* Entries supplied:
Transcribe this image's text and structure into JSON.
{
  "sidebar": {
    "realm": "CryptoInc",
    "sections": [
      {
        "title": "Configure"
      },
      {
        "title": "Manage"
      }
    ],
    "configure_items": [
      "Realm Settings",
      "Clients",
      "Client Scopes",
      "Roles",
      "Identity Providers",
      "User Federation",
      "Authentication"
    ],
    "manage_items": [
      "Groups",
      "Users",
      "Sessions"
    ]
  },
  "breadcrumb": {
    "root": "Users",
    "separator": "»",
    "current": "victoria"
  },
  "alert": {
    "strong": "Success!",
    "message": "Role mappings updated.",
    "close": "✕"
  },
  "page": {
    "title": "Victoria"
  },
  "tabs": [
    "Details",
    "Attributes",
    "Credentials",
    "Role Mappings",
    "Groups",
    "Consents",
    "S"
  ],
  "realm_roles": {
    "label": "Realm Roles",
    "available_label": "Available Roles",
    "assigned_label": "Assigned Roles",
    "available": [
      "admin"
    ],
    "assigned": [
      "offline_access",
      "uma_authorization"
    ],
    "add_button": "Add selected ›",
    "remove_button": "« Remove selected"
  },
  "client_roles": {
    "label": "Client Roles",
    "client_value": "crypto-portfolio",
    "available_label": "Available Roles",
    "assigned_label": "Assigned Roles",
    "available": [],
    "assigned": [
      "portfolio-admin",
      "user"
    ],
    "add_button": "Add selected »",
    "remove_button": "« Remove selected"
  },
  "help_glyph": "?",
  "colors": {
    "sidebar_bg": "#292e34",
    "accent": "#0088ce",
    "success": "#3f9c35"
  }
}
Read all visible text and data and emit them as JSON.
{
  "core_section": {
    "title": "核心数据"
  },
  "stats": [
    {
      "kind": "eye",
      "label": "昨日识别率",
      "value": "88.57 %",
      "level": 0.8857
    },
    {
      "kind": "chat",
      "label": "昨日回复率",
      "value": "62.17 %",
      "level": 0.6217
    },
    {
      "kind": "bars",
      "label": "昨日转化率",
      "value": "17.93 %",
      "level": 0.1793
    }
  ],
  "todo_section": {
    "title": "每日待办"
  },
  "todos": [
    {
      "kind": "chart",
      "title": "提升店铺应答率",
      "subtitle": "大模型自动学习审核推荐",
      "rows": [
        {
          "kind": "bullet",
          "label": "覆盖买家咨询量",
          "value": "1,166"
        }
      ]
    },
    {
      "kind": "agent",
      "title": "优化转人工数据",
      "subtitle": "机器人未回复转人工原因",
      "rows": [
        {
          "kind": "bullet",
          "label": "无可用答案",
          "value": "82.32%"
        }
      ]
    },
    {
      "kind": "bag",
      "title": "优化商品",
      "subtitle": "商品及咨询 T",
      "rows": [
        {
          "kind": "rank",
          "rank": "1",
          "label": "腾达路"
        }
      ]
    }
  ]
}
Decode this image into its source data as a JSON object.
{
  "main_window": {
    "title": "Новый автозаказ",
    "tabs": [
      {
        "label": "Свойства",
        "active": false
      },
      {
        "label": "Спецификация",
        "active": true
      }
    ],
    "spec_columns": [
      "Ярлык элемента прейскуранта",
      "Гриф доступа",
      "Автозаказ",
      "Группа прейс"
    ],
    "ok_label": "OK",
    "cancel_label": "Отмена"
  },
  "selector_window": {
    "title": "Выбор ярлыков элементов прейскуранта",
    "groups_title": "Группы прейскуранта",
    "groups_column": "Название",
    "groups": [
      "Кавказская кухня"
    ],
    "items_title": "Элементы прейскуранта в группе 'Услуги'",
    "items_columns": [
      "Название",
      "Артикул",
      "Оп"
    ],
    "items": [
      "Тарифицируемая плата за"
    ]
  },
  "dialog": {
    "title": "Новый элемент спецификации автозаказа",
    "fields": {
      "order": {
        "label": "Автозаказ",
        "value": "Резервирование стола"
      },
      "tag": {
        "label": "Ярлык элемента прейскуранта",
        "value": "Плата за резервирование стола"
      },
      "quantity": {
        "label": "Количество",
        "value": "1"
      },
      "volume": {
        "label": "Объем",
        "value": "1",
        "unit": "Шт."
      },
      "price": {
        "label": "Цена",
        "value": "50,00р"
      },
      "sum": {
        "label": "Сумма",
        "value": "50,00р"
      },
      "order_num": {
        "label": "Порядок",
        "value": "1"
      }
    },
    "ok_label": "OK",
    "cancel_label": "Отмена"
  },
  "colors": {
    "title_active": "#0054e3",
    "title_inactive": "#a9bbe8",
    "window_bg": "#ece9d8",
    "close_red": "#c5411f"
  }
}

* What is asked:
Transcribe the material above word for word.

* Output of the task:
Transcribe this image's text and structure into JSON.
{
  "sidebar": {
    "realm": "CryptoInc",
    "sections": [
      {
        "title": "Configure"
      },
      {
        "title": "Manage"
      }
    ],
    "configure_items": [
      "Realm Settings",
      "Clients",
      "Client Scopes",
      "Roles",
      "Identity Providers",
      "User Federation",
      "Authentication"
    ],
    "manage_items": [
      "Groups",
      "Users",
      "Sessions"
    ]
  },
  "breadcrumb": {
    "root": "Users",
    "separator": "»",
    "current": "victoria"
  },
  "alert": {
    "strong": "Success!",
    "message": "Role mappings updated.",
    "close": "✕"
  },
  "page": {
    "title": "Victoria"
  },
  "tabs": [
    "Details",
    "Attributes",
    "Credentials",
    "Role Mappings",
    "Groups",
    "Consents",
    "S"
  ],
  "realm_roles": {
    "label": "Realm Roles",
    "available_label": "Available Roles",
    "assigned_label": "Assigned Roles",
    "available": [
      "admin"
    ],
    "assigned": [
      "offline_access",
      "uma_authorization"
    ],
    "add_button": "Add selected ›",
    "remove_button": "« Remove selected"
  },
  "client_roles": {
    "label": "Client Roles",
    "client_value": "crypto-portfolio",
    "available_label": "Available Roles",
    "assigned_label": "Assigned Roles",
    "available": [],
    "assigned": [
      "portfolio-admin",
      "user"
    ],
    "add_button": "Add selected »",
    "remove_button": "« Remove selected"
  },
  "help_glyph": "?",
  "colors": {
    "sidebar_bg": "#292e34",
    "accent": "#0088ce",
    "success": "#3f9c35"
  }
}
Read all visible text and data and emit them as JSON.
{
  "core_section": {
    "title": "核心数据"
  },
  "stats": [
    {
      "kind": "eye",
      "label": "昨日识别率",
      "value": "88.57 %",
      "level": 0.8857
    },
    {
      "kind": "chat",
      "label": "昨日回复率",
      "value": "62.17 %",
      "level": 0.6217
    },
    {
      "kind": "bars",
      "label": "昨日转化率",
      "value": "17.93 %",
      "level": 0.1793
    }
  ],
  "todo_section": {
    "title": "每日待办"
  },
  "todos": [
    {
      "kind": "chart",
      "title": "提升店铺应答率",
      "subtitle": "大模型自动学习审核推荐",
      "rows": [
        {
          "kind": "bullet",
          "label": "覆盖买家咨询量",
          "value": "1,166"
        }
      ]
    },
    {
      "kind": "agent",
      "title": "优化转人工数据",
      "subtitle": "机器人未回复转人工原因",
      "rows": [
        {
          "kind": "bullet",
          "label": "无可用答案",
          "value": "82.32%"
        }
      ]
    },
    {
      "kind": "bag",
      "title": "优化商品",
      "subtitle": "商品及咨询 T",
      "rows": [
        {
          "kind": "rank",
          "rank": "1",
          "label": "腾达路"
        }
      ]
    }
  ]
}
Decode this image into its source data as a JSON object.
{
  "main_window": {
    "title": "Новый автозаказ",
    "tabs": [
      {
        "label": "Свойства",
        "active": false
      },
      {
        "label": "Спецификация",
        "active": true
      }
    ],
    "spec_columns": [
      "Ярлык элемента прейскуранта",
      "Гриф доступа",
      "Автозаказ",
      "Группа прейс"
    ],
    "ok_label": "OK",
    "cancel_label": "Отмена"
  },
  "selector_window": {
    "title": "Выбор ярлыков элементов прейскуранта",
    "groups_title": "Группы прейскуранта",
    "groups_column": "Название",
    "groups": [
      "Кавказская кухня"
    ],
    "items_title": "Элементы прейскуранта в группе 'Услуги'",
    "items_columns": [
      "Название",
      "Артикул",
      "Оп"
    ],
    "items": [
      "Тарифицируемая плата за"
    ]
  },
  "dialog": {
    "title": "Новый элемент спецификации автозаказа",
    "fields": {
      "order": {
        "label": "Автозаказ",
        "value": "Резервирование стола"
      },
      "tag": {
        "label": "Ярлык элемента прейскуранта",
        "value": "Плата за резервирование стола"
      },
      "quantity": {
        "label": "Количество",
        "value": "1"
      },
      "volume": {
        "label": "Объем",
        "value": "1",
        "unit": "Шт."
      },
      "price": {
        "label": "Цена",
        "value": "50,00р"
      },
      "sum": {
        "label": "Сумма",
        "value": "50,00р"
      },
      "order_num": {
        "label": "Порядок",
        "value": "1"
      }
    },
    "ok_label": "OK",
    "cancel_label": "Отмена"
  },
  "colors": {
    "title_active": "#0054e3",
    "title_inactive": "#a9bbe8",
    "window_bg": "#ece9d8",
    "close_red": "#c5411f"
  }
}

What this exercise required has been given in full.